(Figure collection entries)
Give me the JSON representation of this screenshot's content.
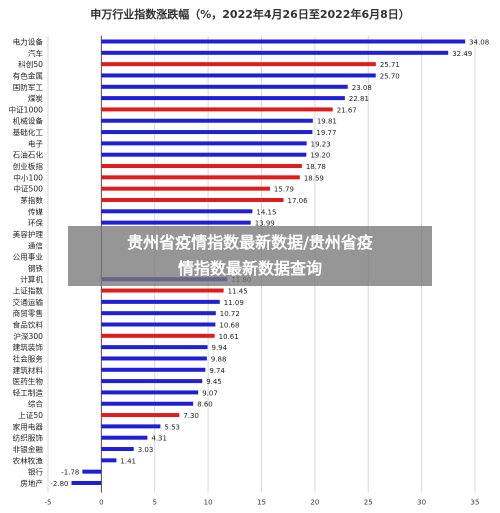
{
  "overlay": {
    "line1": "贵州省疫情指数最新数据/贵州省疫",
    "line2": "情指数最新数据查询"
  },
  "chart_data": {
    "type": "bar",
    "orientation": "horizontal",
    "title": "申万行业指数涨跌幅（%，2022年4月26日至2022年6月8日）",
    "xlabel": "",
    "ylabel": "",
    "xlim": [
      -5,
      35
    ],
    "xticks": [
      -5,
      0,
      5,
      10,
      15,
      20,
      25,
      30,
      35
    ],
    "grid": true,
    "colors": {
      "default": "#1f1fd6",
      "highlight": "#e01c1c"
    },
    "categories": [
      "电力设备",
      "汽车",
      "科创50",
      "有色金属",
      "国防军工",
      "煤炭",
      "中证1000",
      "机械设备",
      "基础化工",
      "电子",
      "石油石化",
      "创业板指",
      "中小100",
      "中证500",
      "茅指数",
      "传媒",
      "环保",
      "美容护理",
      "通信",
      "公用事业",
      "钢铁",
      "计算机",
      "上证指数",
      "交通运输",
      "商贸零售",
      "食品饮料",
      "沪深300",
      "建筑装饰",
      "社会服务",
      "建筑材料",
      "医药生物",
      "轻工制造",
      "综合",
      "上证50",
      "家用电器",
      "纺织服饰",
      "非银金融",
      "农林牧渔",
      "银行",
      "房地产"
    ],
    "values": [
      34.08,
      32.49,
      25.71,
      25.7,
      23.08,
      22.81,
      21.67,
      19.81,
      19.77,
      19.23,
      19.2,
      18.78,
      18.59,
      15.79,
      17.06,
      14.15,
      13.99,
      null,
      null,
      null,
      null,
      11.8,
      11.45,
      11.09,
      10.72,
      10.68,
      10.61,
      9.94,
      9.88,
      9.74,
      9.45,
      9.07,
      8.6,
      7.3,
      5.53,
      4.31,
      3.03,
      1.41,
      -1.78,
      -2.8
    ],
    "value_labels": [
      "34.08",
      "32.49",
      "25.71",
      "25.70",
      "23.08",
      "22.81",
      "21.67",
      "19.81",
      "19.77",
      "19.23",
      "19.20",
      "18.78",
      "18.59",
      "15.79",
      "17.06",
      "14.15",
      "13.99",
      "",
      "",
      "",
      "",
      "11.80",
      "11.45",
      "11.09",
      "10.72",
      "10.68",
      "10.61",
      "9.94",
      "9.88",
      "9.74",
      "9.45",
      "9.07",
      "8.60",
      "7.30",
      "5.53",
      "4.31",
      "3.03",
      "1.41",
      "-1.78",
      "-2.80"
    ],
    "highlight": [
      "科创50",
      "中证1000",
      "创业板指",
      "中小100",
      "中证500",
      "茅指数",
      "上证指数",
      "沪深300",
      "上证50"
    ]
  }
}
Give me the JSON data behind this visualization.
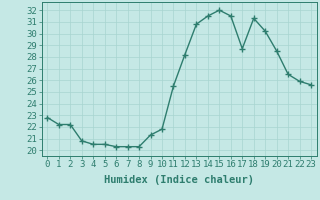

EXERCISE TASK: Reproduce the entries above word for word. Pictures stay out.

SOLUTION FOR THIS EXERCISE:
Give me the JSON representation of this screenshot's content.
{
  "overlay": {
    "line1": "贵州省疫情指数最新数据/贵州省疫",
    "line2": "情指数最新数据查询"
  },
  "chart_data": {
    "type": "bar",
    "orientation": "horizontal",
    "title": "申万行业指数涨跌幅（%，2022年4月26日至2022年6月8日）",
    "xlabel": "",
    "ylabel": "",
    "xlim": [
      -5,
      35
    ],
    "xticks": [
      -5,
      0,
      5,
      10,
      15,
      20,
      25,
      30,
      35
    ],
    "grid": true,
    "colors": {
      "default": "#1f1fd6",
      "highlight": "#e01c1c"
    },
    "categories": [
      "电力设备",
      "汽车",
      "科创50",
      "有色金属",
      "国防军工",
      "煤炭",
      "中证1000",
      "机械设备",
      "基础化工",
      "电子",
      "石油石化",
      "创业板指",
      "中小100",
      "中证500",
      "茅指数",
      "传媒",
      "环保",
      "美容护理",
      "通信",
      "公用事业",
      "钢铁",
      "计算机",
      "上证指数",
      "交通运输",
      "商贸零售",
      "食品饮料",
      "沪深300",
      "建筑装饰",
      "社会服务",
      "建筑材料",
      "医药生物",
      "轻工制造",
      "综合",
      "上证50",
      "家用电器",
      "纺织服饰",
      "非银金融",
      "农林牧渔",
      "银行",
      "房地产"
    ],
    "values": [
      34.08,
      32.49,
      25.71,
      25.7,
      23.08,
      22.81,
      21.67,
      19.81,
      19.77,
      19.23,
      19.2,
      18.78,
      18.59,
      15.79,
      17.06,
      14.15,
      13.99,
      null,
      null,
      null,
      null,
      11.8,
      11.45,
      11.09,
      10.72,
      10.68,
      10.61,
      9.94,
      9.88,
      9.74,
      9.45,
      9.07,
      8.6,
      7.3,
      5.53,
      4.31,
      3.03,
      1.41,
      -1.78,
      -2.8
    ],
    "value_labels": [
      "34.08",
      "32.49",
      "25.71",
      "25.70",
      "23.08",
      "22.81",
      "21.67",
      "19.81",
      "19.77",
      "19.23",
      "19.20",
      "18.78",
      "18.59",
      "15.79",
      "17.06",
      "14.15",
      "13.99",
      "",
      "",
      "",
      "",
      "11.80",
      "11.45",
      "11.09",
      "10.72",
      "10.68",
      "10.61",
      "9.94",
      "9.88",
      "9.74",
      "9.45",
      "9.07",
      "8.60",
      "7.30",
      "5.53",
      "4.31",
      "3.03",
      "1.41",
      "-1.78",
      "-2.80"
    ],
    "highlight": [
      "科创50",
      "中证1000",
      "创业板指",
      "中小100",
      "中证500",
      "茅指数",
      "上证指数",
      "沪深300",
      "上证50"
    ]
  }
}
Give me the JSON data behind this visualization.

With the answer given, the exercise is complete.